start Records for processing

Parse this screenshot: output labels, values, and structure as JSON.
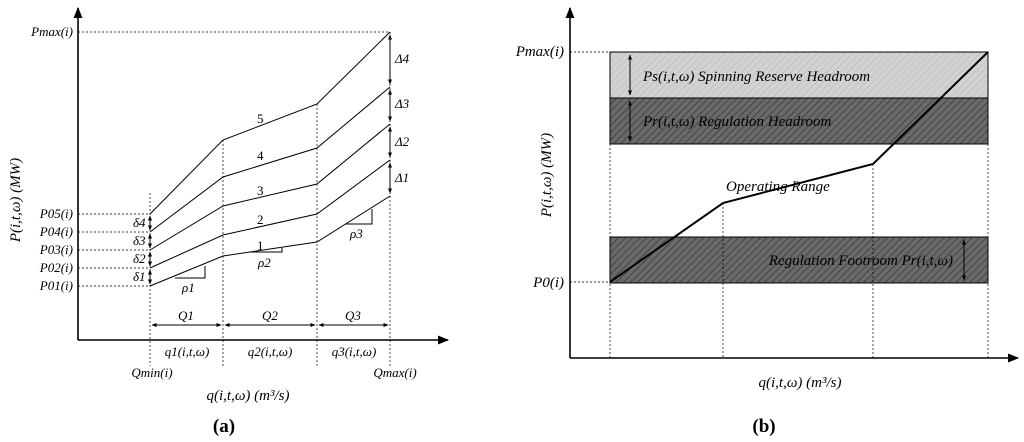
{
  "panel_a": {
    "caption": "(a)",
    "y_axis_label": "P(i,t,ω) (MW)",
    "x_axis_label": "q(i,t,ω) (m³/s)",
    "pmax_label": "Pmax(i)",
    "qmin_label": "Qmin(i)",
    "qmax_label": "Qmax(i)",
    "p0_labels": [
      "P01(i)",
      "P02(i)",
      "P03(i)",
      "P04(i)",
      "P05(i)"
    ],
    "delta_small": [
      "δ1",
      "δ2",
      "δ3",
      "δ4"
    ],
    "delta_big": [
      "Δ1",
      "Δ2",
      "Δ3",
      "Δ4"
    ],
    "curve_numbers": [
      "1",
      "2",
      "3",
      "4",
      "5"
    ],
    "slopes": [
      "ρ1",
      "ρ2",
      "ρ3"
    ],
    "segment_widths": [
      "Q1",
      "Q2",
      "Q3"
    ],
    "segment_flows": [
      "q1(i,t,ω)",
      "q2(i,t,ω)",
      "q3(i,t,ω)"
    ]
  },
  "panel_b": {
    "caption": "(b)",
    "y_axis_label": "P(i,t,ω) (MW)",
    "x_axis_label": "q(i,t,ω) (m³/s)",
    "pmax_label": "Pmax(i)",
    "p0_label": "P0(i)",
    "spinning_label": "Ps(i,t,ω) Spinning Reserve Headroom",
    "regulation_label": "Pr(i,t,ω) Regulation Headroom",
    "operating_label": "Operating Range",
    "footroom_label": "Regulation Footroom Pr(i,t,ω)"
  }
}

end Records for processing

Written instruction:
Quote the records in full and exactly; skip any image.

Result of the task:
Parse this screenshot: output labels, values, and structure as JSON.
{
  "panel_a": {
    "caption": "(a)",
    "y_axis_label": "P(i,t,ω) (MW)",
    "x_axis_label": "q(i,t,ω) (m³/s)",
    "pmax_label": "Pmax(i)",
    "qmin_label": "Qmin(i)",
    "qmax_label": "Qmax(i)",
    "p0_labels": [
      "P01(i)",
      "P02(i)",
      "P03(i)",
      "P04(i)",
      "P05(i)"
    ],
    "delta_small": [
      "δ1",
      "δ2",
      "δ3",
      "δ4"
    ],
    "delta_big": [
      "Δ1",
      "Δ2",
      "Δ3",
      "Δ4"
    ],
    "curve_numbers": [
      "1",
      "2",
      "3",
      "4",
      "5"
    ],
    "slopes": [
      "ρ1",
      "ρ2",
      "ρ3"
    ],
    "segment_widths": [
      "Q1",
      "Q2",
      "Q3"
    ],
    "segment_flows": [
      "q1(i,t,ω)",
      "q2(i,t,ω)",
      "q3(i,t,ω)"
    ]
  },
  "panel_b": {
    "caption": "(b)",
    "y_axis_label": "P(i,t,ω) (MW)",
    "x_axis_label": "q(i,t,ω) (m³/s)",
    "pmax_label": "Pmax(i)",
    "p0_label": "P0(i)",
    "spinning_label": "Ps(i,t,ω) Spinning Reserve Headroom",
    "regulation_label": "Pr(i,t,ω) Regulation Headroom",
    "operating_label": "Operating Range",
    "footroom_label": "Regulation Footroom Pr(i,t,ω)"
  }
}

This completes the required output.